# Data extract

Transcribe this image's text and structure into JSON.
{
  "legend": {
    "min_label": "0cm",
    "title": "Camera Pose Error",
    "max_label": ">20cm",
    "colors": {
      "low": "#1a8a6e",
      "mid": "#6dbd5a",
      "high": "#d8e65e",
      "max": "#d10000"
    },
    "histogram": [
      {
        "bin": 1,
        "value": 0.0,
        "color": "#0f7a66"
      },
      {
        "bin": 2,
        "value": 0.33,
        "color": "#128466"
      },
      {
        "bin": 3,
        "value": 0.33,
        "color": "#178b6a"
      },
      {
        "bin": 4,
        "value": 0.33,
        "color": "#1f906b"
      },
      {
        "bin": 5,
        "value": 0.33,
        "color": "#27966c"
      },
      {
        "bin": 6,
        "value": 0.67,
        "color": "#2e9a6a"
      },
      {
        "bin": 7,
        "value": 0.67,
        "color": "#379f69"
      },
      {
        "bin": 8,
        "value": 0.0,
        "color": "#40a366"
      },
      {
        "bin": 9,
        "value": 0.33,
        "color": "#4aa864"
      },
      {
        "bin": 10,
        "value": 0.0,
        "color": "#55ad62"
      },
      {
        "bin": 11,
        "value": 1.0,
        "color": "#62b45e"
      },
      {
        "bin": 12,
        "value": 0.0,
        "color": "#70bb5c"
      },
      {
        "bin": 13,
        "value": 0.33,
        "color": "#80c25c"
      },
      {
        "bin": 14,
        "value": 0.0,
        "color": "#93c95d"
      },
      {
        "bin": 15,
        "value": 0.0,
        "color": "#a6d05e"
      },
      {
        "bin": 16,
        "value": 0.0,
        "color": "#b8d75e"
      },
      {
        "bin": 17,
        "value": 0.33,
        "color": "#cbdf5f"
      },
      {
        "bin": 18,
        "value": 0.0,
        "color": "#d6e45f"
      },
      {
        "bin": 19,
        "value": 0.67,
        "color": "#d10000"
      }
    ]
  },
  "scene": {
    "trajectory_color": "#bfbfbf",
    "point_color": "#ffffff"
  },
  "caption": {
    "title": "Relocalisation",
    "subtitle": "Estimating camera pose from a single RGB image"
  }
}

# Problem statement
Write out every entry again exactly, please, with nothing missing.

# Answer to the problem
Transcribe this image's text and structure into JSON.
{
  "legend": {
    "min_label": "0cm",
    "title": "Camera Pose Error",
    "max_label": ">20cm",
    "colors": {
      "low": "#1a8a6e",
      "mid": "#6dbd5a",
      "high": "#d8e65e",
      "max": "#d10000"
    },
    "histogram": [
      {
        "bin": 1,
        "value": 0.0,
        "color": "#0f7a66"
      },
      {
        "bin": 2,
        "value": 0.33,
        "color": "#128466"
      },
      {
        "bin": 3,
        "value": 0.33,
        "color": "#178b6a"
      },
      {
        "bin": 4,
        "value": 0.33,
        "color": "#1f906b"
      },
      {
        "bin": 5,
        "value": 0.33,
        "color": "#27966c"
      },
      {
        "bin": 6,
        "value": 0.67,
        "color": "#2e9a6a"
      },
      {
        "bin": 7,
        "value": 0.67,
        "color": "#379f69"
      },
      {
        "bin": 8,
        "value": 0.0,
        "color": "#40a366"
      },
      {
        "bin": 9,
        "value": 0.33,
        "color": "#4aa864"
      },
      {
        "bin": 10,
        "value": 0.0,
        "color": "#55ad62"
      },
      {
        "bin": 11,
        "value": 1.0,
        "color": "#62b45e"
      },
      {
        "bin": 12,
        "value": 0.0,
        "color": "#70bb5c"
      },
      {
        "bin": 13,
        "value": 0.33,
        "color": "#80c25c"
      },
      {
        "bin": 14,
        "value": 0.0,
        "color": "#93c95d"
      },
      {
        "bin": 15,
        "value": 0.0,
        "color": "#a6d05e"
      },
      {
        "bin": 16,
        "value": 0.0,
        "color": "#b8d75e"
      },
      {
        "bin": 17,
        "value": 0.33,
        "color": "#cbdf5f"
      },
      {
        "bin": 18,
        "value": 0.0,
        "color": "#d6e45f"
      },
      {
        "bin": 19,
        "value": 0.67,
        "color": "#d10000"
      }
    ]
  },
  "scene": {
    "trajectory_color": "#bfbfbf",
    "point_color": "#ffffff"
  },
  "caption": {
    "title": "Relocalisation",
    "subtitle": "Estimating camera pose from a single RGB image"
  }
}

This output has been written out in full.